* **Instructions for the task**
Take all the material and copy it exactly.

* **Recorded data**
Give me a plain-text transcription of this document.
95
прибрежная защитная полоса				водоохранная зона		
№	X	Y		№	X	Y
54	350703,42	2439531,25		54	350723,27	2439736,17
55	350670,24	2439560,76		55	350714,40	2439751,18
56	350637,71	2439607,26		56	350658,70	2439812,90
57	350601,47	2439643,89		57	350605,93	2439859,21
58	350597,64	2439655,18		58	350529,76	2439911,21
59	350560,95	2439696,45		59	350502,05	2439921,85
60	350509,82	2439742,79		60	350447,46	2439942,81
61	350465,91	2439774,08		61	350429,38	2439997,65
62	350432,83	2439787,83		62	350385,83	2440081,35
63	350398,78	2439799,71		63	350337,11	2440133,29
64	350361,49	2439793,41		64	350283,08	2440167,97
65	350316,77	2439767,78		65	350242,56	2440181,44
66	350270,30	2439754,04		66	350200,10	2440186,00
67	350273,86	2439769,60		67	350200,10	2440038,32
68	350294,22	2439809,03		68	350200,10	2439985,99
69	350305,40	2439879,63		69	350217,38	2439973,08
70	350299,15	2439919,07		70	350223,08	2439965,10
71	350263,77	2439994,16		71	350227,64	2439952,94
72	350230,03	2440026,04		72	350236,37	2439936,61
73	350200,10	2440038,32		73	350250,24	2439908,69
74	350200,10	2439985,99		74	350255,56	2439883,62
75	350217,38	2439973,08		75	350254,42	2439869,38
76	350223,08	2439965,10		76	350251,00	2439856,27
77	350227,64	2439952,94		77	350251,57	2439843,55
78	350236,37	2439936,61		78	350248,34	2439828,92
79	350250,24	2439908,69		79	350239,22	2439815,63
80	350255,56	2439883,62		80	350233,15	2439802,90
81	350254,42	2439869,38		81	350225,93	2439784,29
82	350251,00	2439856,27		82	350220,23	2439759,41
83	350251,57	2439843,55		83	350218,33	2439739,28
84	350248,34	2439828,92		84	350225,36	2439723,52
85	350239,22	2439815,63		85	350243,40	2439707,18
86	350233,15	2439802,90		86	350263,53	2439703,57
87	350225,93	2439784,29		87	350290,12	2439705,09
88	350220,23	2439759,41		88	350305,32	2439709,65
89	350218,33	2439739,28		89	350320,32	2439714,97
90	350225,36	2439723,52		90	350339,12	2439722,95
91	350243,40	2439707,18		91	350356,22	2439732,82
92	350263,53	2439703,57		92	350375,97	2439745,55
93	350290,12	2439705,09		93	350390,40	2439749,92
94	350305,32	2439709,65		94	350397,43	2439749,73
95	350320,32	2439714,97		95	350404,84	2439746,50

* **The solution**
Give me a plain-text transcription of this document.
95
прибрежная защитная полоса				водоохранная зона		
№	X	Y		№	X	Y
54	350703,42	2439531,25		54	350723,27	2439736,17
55	350670,24	2439560,76		55	350714,40	2439751,18
56	350637,71	2439607,26		56	350658,70	2439812,90
57	350601,47	2439643,89		57	350605,93	2439859,21
58	350597,64	2439655,18		58	350529,76	2439911,21
59	350560,95	2439696,45		59	350502,05	2439921,85
60	350509,82	2439742,79		60	350447,46	2439942,81
61	350465,91	2439774,08		61	350429,38	2439997,65
62	350432,83	2439787,83		62	350385,83	2440081,35
63	350398,78	2439799,71		63	350337,11	2440133,29
64	350361,49	2439793,41		64	350283,08	2440167,97
65	350316,77	2439767,78		65	350242,56	2440181,44
66	350270,30	2439754,04		66	350200,10	2440186,00
67	350273,86	2439769,60		67	350200,10	2440038,32
68	350294,22	2439809,03		68	350200,10	2439985,99
69	350305,40	2439879,63		69	350217,38	2439973,08
70	350299,15	2439919,07		70	350223,08	2439965,10
71	350263,77	2439994,16		71	350227,64	2439952,94
72	350230,03	2440026,04		72	350236,37	2439936,61
73	350200,10	2440038,32		73	350250,24	2439908,69
74	350200,10	2439985,99		74	350255,56	2439883,62
75	350217,38	2439973,08		75	350254,42	2439869,38
76	350223,08	2439965,10		76	350251,00	2439856,27
77	350227,64	2439952,94		77	350251,57	2439843,55
78	350236,37	2439936,61		78	350248,34	2439828,92
79	350250,24	2439908,69		79	350239,22	2439815,63
80	350255,56	2439883,62		80	350233,15	2439802,90
81	350254,42	2439869,38		81	350225,93	2439784,29
82	350251,00	2439856,27		82	350220,23	2439759,41
83	350251,57	2439843,55		83	350218,33	2439739,28
84	350248,34	2439828,92		84	350225,36	2439723,52
85	350239,22	2439815,63		85	350243,40	2439707,18
86	350233,15	2439802,90		86	350263,53	2439703,57
87	350225,93	2439784,29		87	350290,12	2439705,09
88	350220,23	2439759,41		88	350305,32	2439709,65
89	350218,33	2439739,28		89	350320,32	2439714,97
90	350225,36	2439723,52		90	350339,12	2439722,95
91	350243,40	2439707,18		91	350356,22	2439732,82
92	350263,53	2439703,57		92	350375,97	2439745,55
93	350290,12	2439705,09		93	350390,40	2439749,92
94	350305,32	2439709,65		94	350397,43	2439749,73
95	350320,32	2439714,97		95	350404,84	2439746,50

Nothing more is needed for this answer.